** Start **

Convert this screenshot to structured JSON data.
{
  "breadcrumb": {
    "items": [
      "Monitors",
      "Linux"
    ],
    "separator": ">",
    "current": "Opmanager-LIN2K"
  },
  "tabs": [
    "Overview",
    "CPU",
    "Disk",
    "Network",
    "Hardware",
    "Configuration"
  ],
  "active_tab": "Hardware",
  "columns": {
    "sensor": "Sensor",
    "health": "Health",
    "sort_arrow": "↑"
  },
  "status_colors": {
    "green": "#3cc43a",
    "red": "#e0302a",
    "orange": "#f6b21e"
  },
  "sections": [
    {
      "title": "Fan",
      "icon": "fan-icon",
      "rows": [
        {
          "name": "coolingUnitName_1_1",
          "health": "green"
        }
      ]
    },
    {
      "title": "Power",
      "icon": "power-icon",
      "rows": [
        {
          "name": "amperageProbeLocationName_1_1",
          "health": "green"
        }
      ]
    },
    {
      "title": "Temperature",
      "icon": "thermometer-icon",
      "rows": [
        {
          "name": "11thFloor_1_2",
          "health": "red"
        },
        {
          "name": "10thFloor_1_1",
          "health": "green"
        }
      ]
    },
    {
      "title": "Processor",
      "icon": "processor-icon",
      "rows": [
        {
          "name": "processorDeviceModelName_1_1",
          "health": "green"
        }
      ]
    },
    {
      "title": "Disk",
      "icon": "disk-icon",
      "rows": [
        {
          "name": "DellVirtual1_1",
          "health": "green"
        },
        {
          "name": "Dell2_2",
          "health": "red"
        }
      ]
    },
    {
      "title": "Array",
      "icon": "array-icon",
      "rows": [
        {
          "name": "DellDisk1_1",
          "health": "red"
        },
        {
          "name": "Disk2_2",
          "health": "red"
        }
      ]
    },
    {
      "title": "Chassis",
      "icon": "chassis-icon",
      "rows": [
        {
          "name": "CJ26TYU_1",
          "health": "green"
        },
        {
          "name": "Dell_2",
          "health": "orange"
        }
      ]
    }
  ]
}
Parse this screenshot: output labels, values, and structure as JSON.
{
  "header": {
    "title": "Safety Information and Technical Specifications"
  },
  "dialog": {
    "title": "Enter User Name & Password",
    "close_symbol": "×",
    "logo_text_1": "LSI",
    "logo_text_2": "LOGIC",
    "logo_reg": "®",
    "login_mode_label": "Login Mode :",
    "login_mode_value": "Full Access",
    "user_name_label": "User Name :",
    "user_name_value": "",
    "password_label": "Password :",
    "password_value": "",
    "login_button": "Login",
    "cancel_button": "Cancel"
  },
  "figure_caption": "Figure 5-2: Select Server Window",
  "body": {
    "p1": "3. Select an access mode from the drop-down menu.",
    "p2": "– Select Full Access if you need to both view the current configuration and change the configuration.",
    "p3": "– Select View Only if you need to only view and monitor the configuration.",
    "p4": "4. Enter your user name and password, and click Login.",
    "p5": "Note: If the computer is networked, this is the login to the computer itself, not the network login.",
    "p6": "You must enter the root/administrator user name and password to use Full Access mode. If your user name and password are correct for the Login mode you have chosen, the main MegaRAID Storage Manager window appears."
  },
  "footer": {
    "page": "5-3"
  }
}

** End **

## What needs to be done
Extract every entry in the listing word for word.

## Task response
Convert this screenshot to structured JSON data.
{
  "breadcrumb": {
    "items": [
      "Monitors",
      "Linux"
    ],
    "separator": ">",
    "current": "Opmanager-LIN2K"
  },
  "tabs": [
    "Overview",
    "CPU",
    "Disk",
    "Network",
    "Hardware",
    "Configuration"
  ],
  "active_tab": "Hardware",
  "columns": {
    "sensor": "Sensor",
    "health": "Health",
    "sort_arrow": "↑"
  },
  "status_colors": {
    "green": "#3cc43a",
    "red": "#e0302a",
    "orange": "#f6b21e"
  },
  "sections": [
    {
      "title": "Fan",
      "icon": "fan-icon",
      "rows": [
        {
          "name": "coolingUnitName_1_1",
          "health": "green"
        }
      ]
    },
    {
      "title": "Power",
      "icon": "power-icon",
      "rows": [
        {
          "name": "amperageProbeLocationName_1_1",
          "health": "green"
        }
      ]
    },
    {
      "title": "Temperature",
      "icon": "thermometer-icon",
      "rows": [
        {
          "name": "11thFloor_1_2",
          "health": "red"
        },
        {
          "name": "10thFloor_1_1",
          "health": "green"
        }
      ]
    },
    {
      "title": "Processor",
      "icon": "processor-icon",
      "rows": [
        {
          "name": "processorDeviceModelName_1_1",
          "health": "green"
        }
      ]
    },
    {
      "title": "Disk",
      "icon": "disk-icon",
      "rows": [
        {
          "name": "DellVirtual1_1",
          "health": "green"
        },
        {
          "name": "Dell2_2",
          "health": "red"
        }
      ]
    },
    {
      "title": "Array",
      "icon": "array-icon",
      "rows": [
        {
          "name": "DellDisk1_1",
          "health": "red"
        },
        {
          "name": "Disk2_2",
          "health": "red"
        }
      ]
    },
    {
      "title": "Chassis",
      "icon": "chassis-icon",
      "rows": [
        {
          "name": "CJ26TYU_1",
          "health": "green"
        },
        {
          "name": "Dell_2",
          "health": "orange"
        }
      ]
    }
  ]
}
Parse this screenshot: output labels, values, and structure as JSON.
{
  "header": {
    "title": "Safety Information and Technical Specifications"
  },
  "dialog": {
    "title": "Enter User Name & Password",
    "close_symbol": "×",
    "logo_text_1": "LSI",
    "logo_text_2": "LOGIC",
    "logo_reg": "®",
    "login_mode_label": "Login Mode :",
    "login_mode_value": "Full Access",
    "user_name_label": "User Name :",
    "user_name_value": "",
    "password_label": "Password :",
    "password_value": "",
    "login_button": "Login",
    "cancel_button": "Cancel"
  },
  "figure_caption": "Figure 5-2: Select Server Window",
  "body": {
    "p1": "3. Select an access mode from the drop-down menu.",
    "p2": "– Select Full Access if you need to both view the current configuration and change the configuration.",
    "p3": "– Select View Only if you need to only view and monitor the configuration.",
    "p4": "4. Enter your user name and password, and click Login.",
    "p5": "Note: If the computer is networked, this is the login to the computer itself, not the network login.",
    "p6": "You must enter the root/administrator user name and password to use Full Access mode. If your user name and password are correct for the Login mode you have chosen, the main MegaRAID Storage Manager window appears."
  },
  "footer": {
    "page": "5-3"
  }
}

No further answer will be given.